Exercise data
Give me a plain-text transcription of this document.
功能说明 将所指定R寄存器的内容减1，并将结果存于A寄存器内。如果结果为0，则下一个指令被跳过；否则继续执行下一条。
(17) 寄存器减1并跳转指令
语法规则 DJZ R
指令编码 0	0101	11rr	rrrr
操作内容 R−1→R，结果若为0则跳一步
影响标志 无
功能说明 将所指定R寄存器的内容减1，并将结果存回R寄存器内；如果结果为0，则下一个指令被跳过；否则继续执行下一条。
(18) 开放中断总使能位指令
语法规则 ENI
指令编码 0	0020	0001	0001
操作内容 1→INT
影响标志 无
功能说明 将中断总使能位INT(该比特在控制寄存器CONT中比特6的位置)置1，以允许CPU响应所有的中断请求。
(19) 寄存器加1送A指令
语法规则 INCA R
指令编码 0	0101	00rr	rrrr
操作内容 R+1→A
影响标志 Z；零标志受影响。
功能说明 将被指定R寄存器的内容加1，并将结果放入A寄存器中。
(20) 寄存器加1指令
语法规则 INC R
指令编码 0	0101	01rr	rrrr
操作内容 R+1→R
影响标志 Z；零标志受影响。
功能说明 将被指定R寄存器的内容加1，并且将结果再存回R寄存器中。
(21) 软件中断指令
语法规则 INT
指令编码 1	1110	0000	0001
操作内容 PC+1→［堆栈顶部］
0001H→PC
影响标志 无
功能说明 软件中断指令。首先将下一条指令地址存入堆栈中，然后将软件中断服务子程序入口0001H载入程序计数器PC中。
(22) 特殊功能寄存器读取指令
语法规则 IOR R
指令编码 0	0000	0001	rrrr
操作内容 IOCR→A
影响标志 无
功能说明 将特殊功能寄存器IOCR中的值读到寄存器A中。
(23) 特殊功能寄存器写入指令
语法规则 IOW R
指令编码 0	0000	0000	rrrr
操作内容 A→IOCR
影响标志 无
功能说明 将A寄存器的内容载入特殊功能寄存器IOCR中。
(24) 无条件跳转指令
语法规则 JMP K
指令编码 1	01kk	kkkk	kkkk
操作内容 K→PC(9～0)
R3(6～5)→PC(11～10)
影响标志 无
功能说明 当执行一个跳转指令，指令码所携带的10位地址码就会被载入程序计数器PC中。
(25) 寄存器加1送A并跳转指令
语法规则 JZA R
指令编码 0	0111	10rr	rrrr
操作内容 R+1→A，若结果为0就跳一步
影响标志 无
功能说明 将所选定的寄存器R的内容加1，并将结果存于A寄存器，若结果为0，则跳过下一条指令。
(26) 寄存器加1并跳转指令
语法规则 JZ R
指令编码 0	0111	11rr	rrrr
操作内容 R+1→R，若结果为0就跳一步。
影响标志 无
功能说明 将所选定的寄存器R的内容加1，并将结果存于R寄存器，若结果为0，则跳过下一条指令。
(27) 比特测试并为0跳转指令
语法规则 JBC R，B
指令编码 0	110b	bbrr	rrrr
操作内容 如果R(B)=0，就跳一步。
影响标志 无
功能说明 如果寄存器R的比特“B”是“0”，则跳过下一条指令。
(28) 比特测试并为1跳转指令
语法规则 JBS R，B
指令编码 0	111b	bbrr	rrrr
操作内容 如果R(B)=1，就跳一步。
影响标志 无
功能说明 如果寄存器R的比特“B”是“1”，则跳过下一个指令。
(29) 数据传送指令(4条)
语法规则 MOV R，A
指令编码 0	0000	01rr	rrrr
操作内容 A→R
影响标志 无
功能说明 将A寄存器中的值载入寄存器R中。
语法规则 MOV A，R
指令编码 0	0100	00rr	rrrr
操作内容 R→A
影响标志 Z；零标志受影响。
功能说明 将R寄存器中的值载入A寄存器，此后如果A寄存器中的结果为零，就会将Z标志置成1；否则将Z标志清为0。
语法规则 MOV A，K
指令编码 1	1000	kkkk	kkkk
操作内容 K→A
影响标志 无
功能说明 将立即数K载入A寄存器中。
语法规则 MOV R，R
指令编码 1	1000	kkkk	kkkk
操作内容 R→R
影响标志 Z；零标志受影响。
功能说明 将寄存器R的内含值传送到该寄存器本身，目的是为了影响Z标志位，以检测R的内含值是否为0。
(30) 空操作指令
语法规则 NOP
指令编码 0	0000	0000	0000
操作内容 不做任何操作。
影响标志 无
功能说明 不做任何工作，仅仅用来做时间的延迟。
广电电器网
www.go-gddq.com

Your instructions
Each line that holds the string "bbrr" counts once; give the total and nothing else.

Answer to this task
2